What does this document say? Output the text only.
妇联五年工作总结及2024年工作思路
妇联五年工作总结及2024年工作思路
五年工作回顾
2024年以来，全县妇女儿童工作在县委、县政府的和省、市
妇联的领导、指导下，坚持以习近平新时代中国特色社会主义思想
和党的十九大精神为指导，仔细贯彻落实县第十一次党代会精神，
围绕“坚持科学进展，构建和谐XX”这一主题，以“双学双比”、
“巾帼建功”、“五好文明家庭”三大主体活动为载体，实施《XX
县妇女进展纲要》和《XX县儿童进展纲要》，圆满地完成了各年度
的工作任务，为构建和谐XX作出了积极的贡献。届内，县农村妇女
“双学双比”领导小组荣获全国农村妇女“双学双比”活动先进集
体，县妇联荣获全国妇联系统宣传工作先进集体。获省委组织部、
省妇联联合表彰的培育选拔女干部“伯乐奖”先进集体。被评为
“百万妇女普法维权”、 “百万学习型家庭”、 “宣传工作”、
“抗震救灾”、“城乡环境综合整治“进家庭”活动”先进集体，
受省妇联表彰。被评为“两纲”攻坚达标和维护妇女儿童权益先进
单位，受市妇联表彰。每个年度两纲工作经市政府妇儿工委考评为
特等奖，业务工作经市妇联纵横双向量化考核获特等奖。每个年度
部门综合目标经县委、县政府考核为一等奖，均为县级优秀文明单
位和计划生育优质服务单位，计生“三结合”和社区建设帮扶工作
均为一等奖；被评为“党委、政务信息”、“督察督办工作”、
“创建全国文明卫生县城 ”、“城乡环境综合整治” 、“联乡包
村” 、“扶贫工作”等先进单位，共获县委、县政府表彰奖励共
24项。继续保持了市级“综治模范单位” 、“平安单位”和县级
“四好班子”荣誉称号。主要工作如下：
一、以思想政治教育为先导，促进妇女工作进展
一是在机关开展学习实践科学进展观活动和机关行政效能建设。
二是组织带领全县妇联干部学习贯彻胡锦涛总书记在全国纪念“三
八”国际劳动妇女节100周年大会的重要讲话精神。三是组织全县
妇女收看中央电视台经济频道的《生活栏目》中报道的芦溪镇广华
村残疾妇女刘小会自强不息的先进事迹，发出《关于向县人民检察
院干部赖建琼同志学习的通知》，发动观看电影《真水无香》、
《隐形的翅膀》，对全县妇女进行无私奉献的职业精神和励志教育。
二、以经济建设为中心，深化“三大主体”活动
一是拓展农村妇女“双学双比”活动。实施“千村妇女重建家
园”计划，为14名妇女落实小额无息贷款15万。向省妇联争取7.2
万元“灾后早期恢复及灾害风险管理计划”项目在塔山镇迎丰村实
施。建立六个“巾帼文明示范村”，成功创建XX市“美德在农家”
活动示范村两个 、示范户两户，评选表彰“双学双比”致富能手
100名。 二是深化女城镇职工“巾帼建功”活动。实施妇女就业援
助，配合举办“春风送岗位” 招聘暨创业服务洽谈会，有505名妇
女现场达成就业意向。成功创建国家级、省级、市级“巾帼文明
▬▬▬
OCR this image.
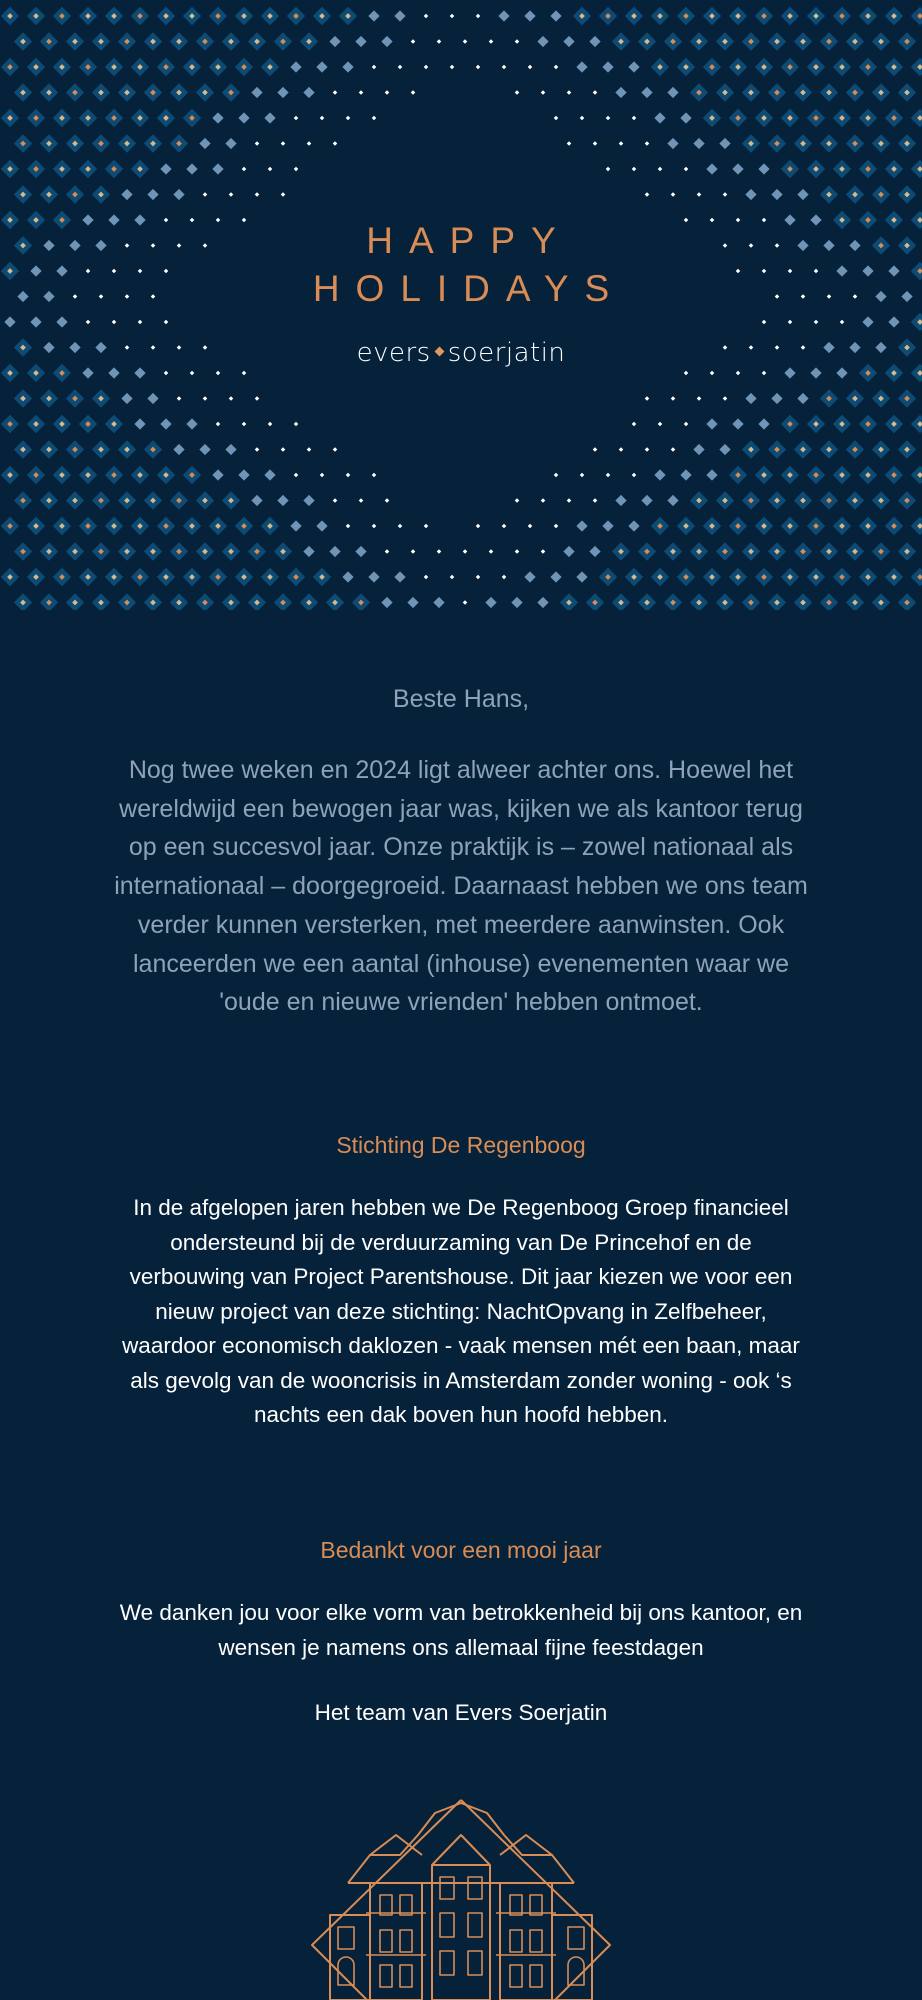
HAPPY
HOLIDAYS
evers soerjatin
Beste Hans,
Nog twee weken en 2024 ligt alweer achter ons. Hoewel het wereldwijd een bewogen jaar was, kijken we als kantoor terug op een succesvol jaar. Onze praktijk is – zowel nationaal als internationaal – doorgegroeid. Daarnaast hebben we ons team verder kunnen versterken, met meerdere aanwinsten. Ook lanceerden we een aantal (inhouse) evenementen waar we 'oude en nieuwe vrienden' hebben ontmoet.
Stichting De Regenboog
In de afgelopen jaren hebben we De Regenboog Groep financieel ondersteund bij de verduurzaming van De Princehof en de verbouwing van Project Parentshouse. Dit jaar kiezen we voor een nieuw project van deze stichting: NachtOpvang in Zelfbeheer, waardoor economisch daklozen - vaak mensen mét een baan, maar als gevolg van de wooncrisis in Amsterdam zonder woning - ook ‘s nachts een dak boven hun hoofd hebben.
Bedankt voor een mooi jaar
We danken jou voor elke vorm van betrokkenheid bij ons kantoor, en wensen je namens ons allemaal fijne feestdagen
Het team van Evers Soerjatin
▬▬▬
Check each line in the listing above for the string "this", then report how many lines contain it, with no other text.

2